## Set exercise:
Update the rows from the line containing "roman-illustration bbox=[111, 704, 688, 1126]" through the line containing "prehistoric-illustration bbox=[149, 198, 691, 610]", both included, by changing "text-frame" to "text-border" and keeping everything else the same.

## Entries supplied:
○ ○ ○ ○ ○ ○ ○

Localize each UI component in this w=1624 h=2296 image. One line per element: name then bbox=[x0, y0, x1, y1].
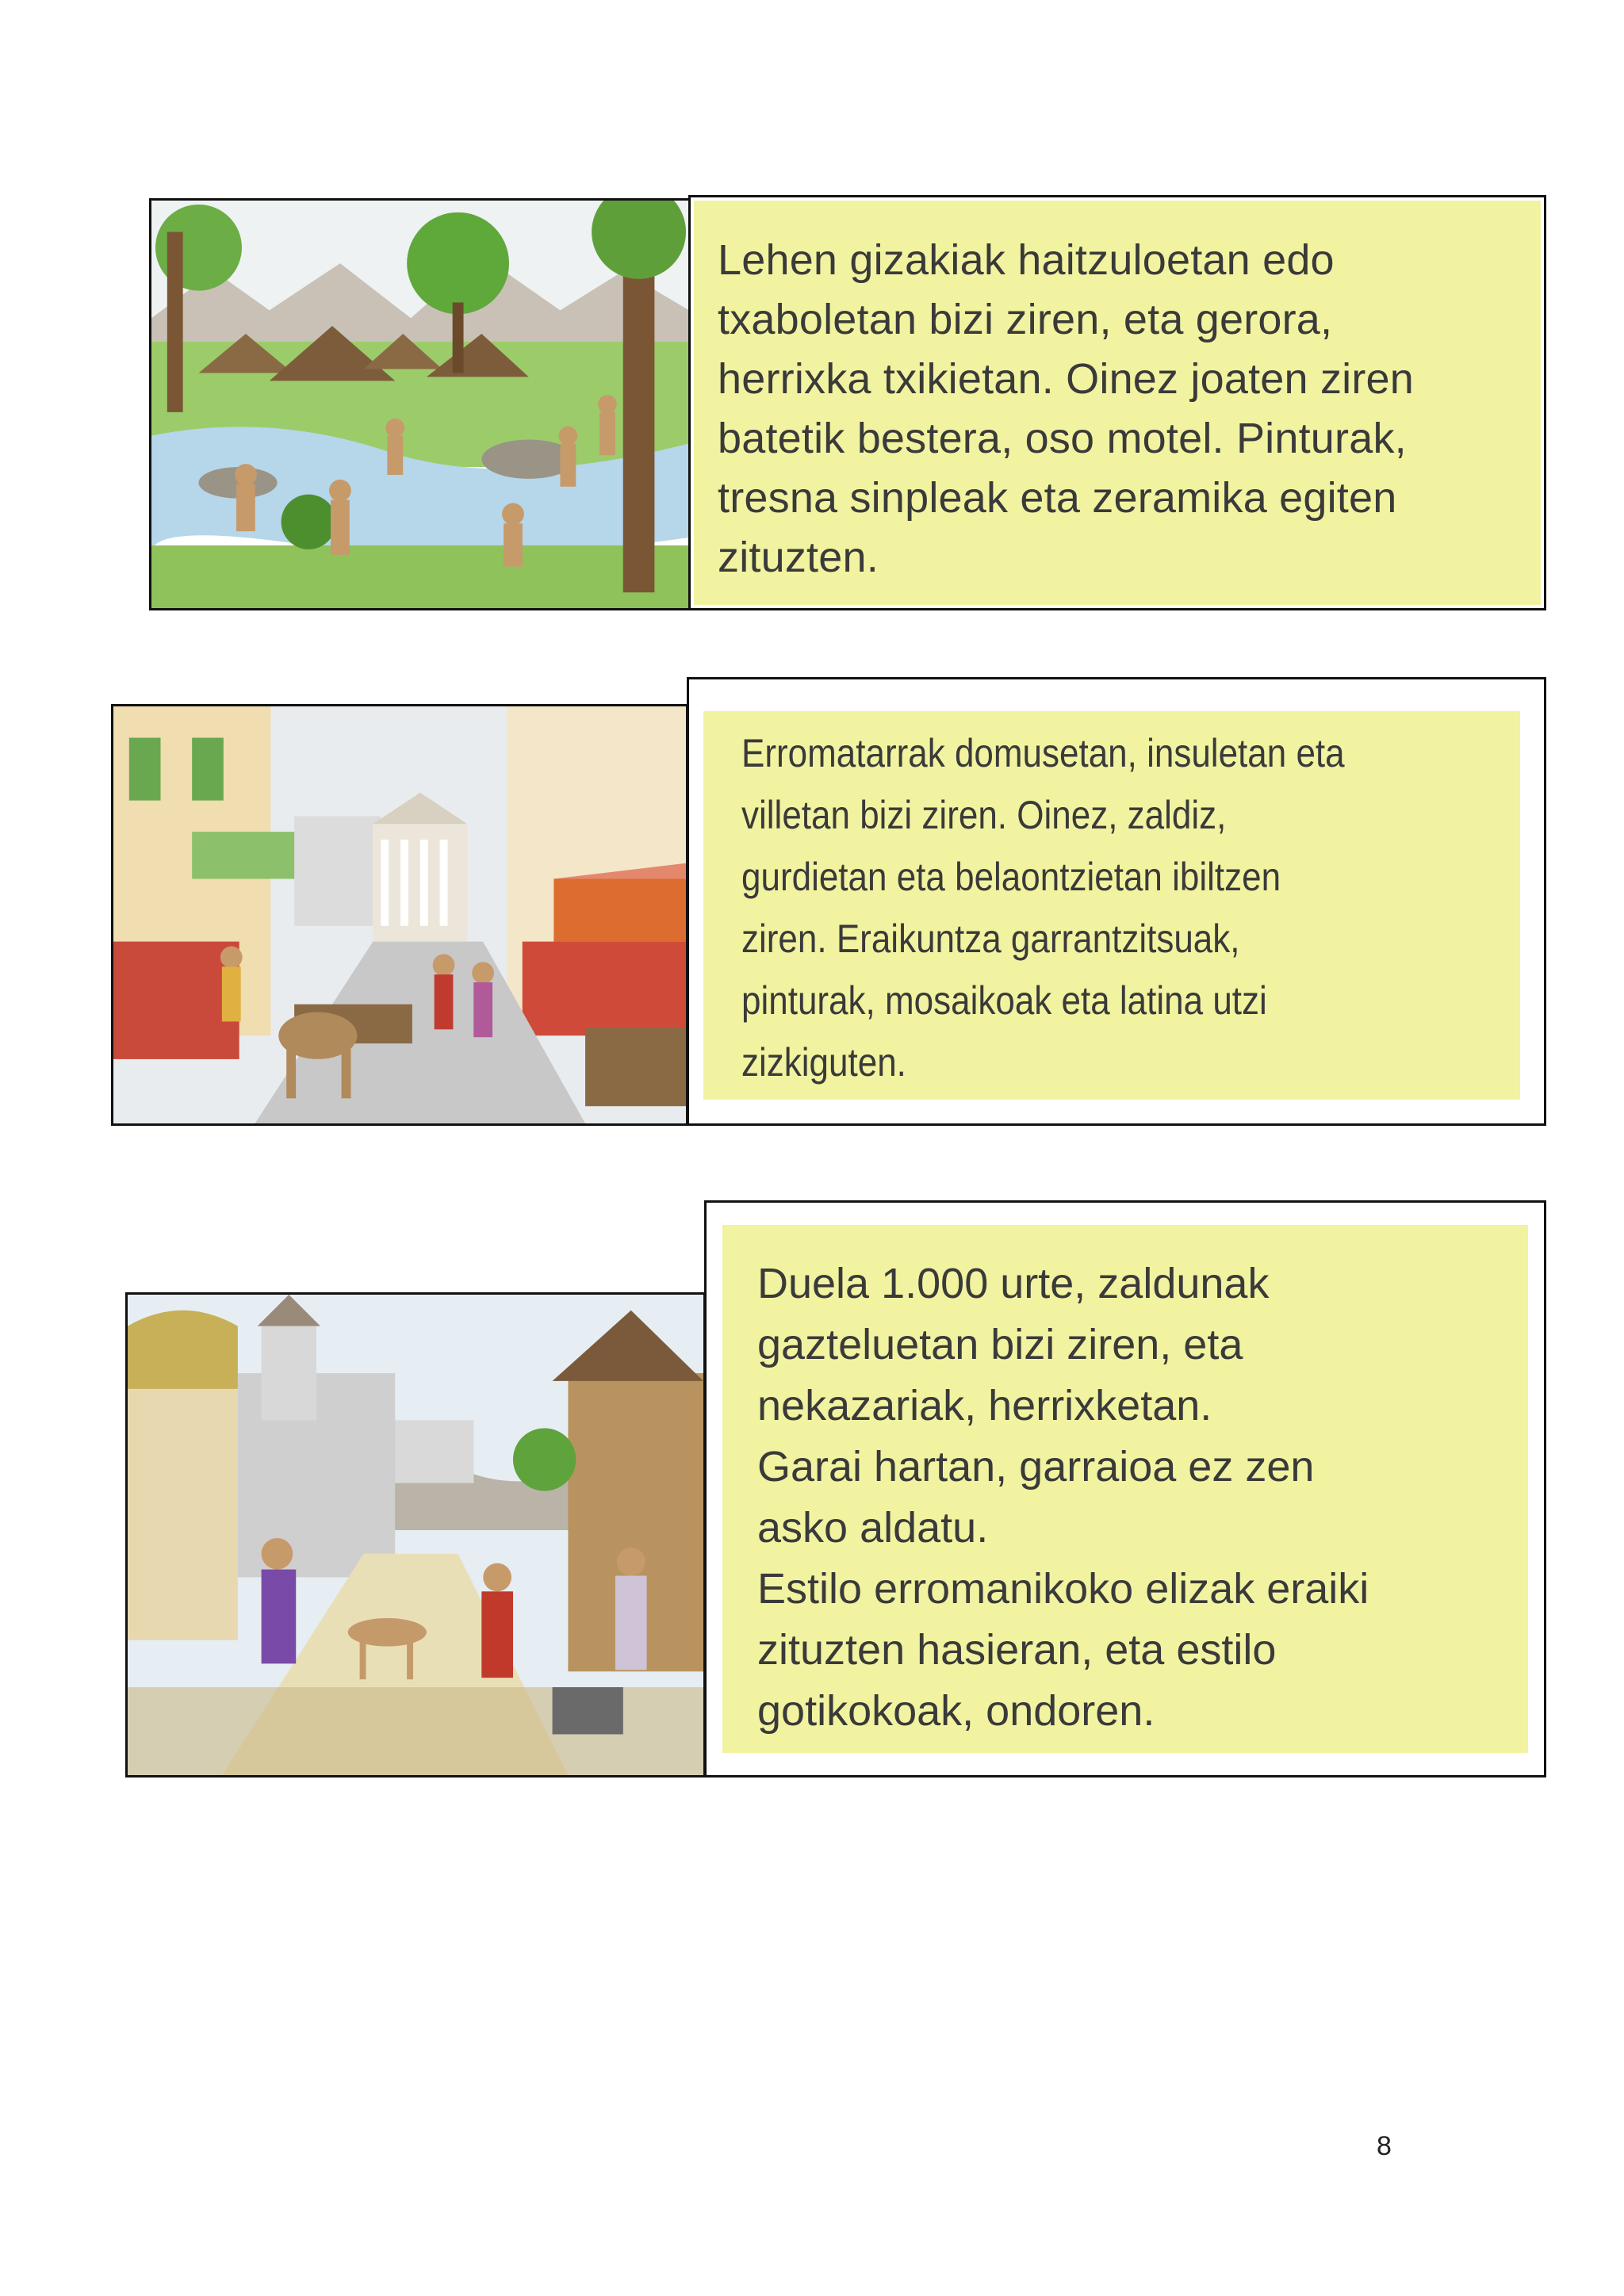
roman-illustration bbox=[111, 704, 688, 1126]
roman-text-box bbox=[703, 711, 1520, 1100]
roman-text-frame bbox=[687, 677, 1546, 1126]
roman-city-image bbox=[113, 706, 686, 1123]
page-number: 8 bbox=[1377, 2131, 1392, 2161]
prehistoric-text-frame bbox=[688, 195, 1546, 610]
medieval-text-box bbox=[722, 1225, 1528, 1753]
prehistoric-text-box bbox=[694, 201, 1541, 605]
roman-description: Erromatarrak domusetan, insuletan eta villetan bizi ziren. Oinez, zaldiz, gurdietan eta belaontzietan ibiltzen ziren. Eraikuntza garrantzitsuak, pinturak, mosaikoak eta latina utzi zizkiguten. bbox=[741, 731, 1345, 1085]
medieval-illustration bbox=[125, 1292, 706, 1777]
medieval-text-frame bbox=[704, 1200, 1546, 1777]
medieval-village-image bbox=[128, 1295, 703, 1775]
prehistoric-illustration bbox=[149, 198, 691, 610]
prehistoric-scene-image bbox=[151, 201, 689, 608]
prehistoric-description: Lehen gizakiak haitzuloetan edo txaboletan bizi ziren, eta gerora, herrixka txikietan. Oinez joaten ziren batetik bestera, oso motel. Pinturak, tresna sinpleak eta zeramika egiten zituzten. bbox=[718, 236, 1415, 581]
medieval-description: Duela 1.000 urte, zaldunak gazteluetan bizi ziren, eta nekazariak, herrixketan. Garai hartan, garraioa ez zen asko aldatu. Estilo erromanikoko elizak eraiki zituzten hasieran, eta estilo gotikokoak, ondoren. bbox=[757, 1260, 1369, 1735]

○ ○ ○ ○ ○ ○ ○

## Result below:
roman-illustration bbox=[111, 704, 688, 1126]
roman-text-box bbox=[703, 711, 1520, 1100]
roman-text-border bbox=[687, 677, 1546, 1126]
roman-city-image bbox=[113, 706, 686, 1123]
page-number: 8 bbox=[1377, 2131, 1392, 2161]
prehistoric-text-border bbox=[688, 195, 1546, 610]
medieval-text-box bbox=[722, 1225, 1528, 1753]
prehistoric-text-box bbox=[694, 201, 1541, 605]
roman-description: Erromatarrak domusetan, insuletan eta villetan bizi ziren. Oinez, zaldiz, gurdietan eta belaontzietan ibiltzen ziren. Eraikuntza garrantzitsuak, pinturak, mosaikoak eta latina utzi zizkiguten. bbox=[741, 731, 1345, 1085]
medieval-illustration bbox=[125, 1292, 706, 1777]
medieval-text-border bbox=[704, 1200, 1546, 1777]
medieval-village-image bbox=[128, 1295, 703, 1775]
prehistoric-illustration bbox=[149, 198, 691, 610]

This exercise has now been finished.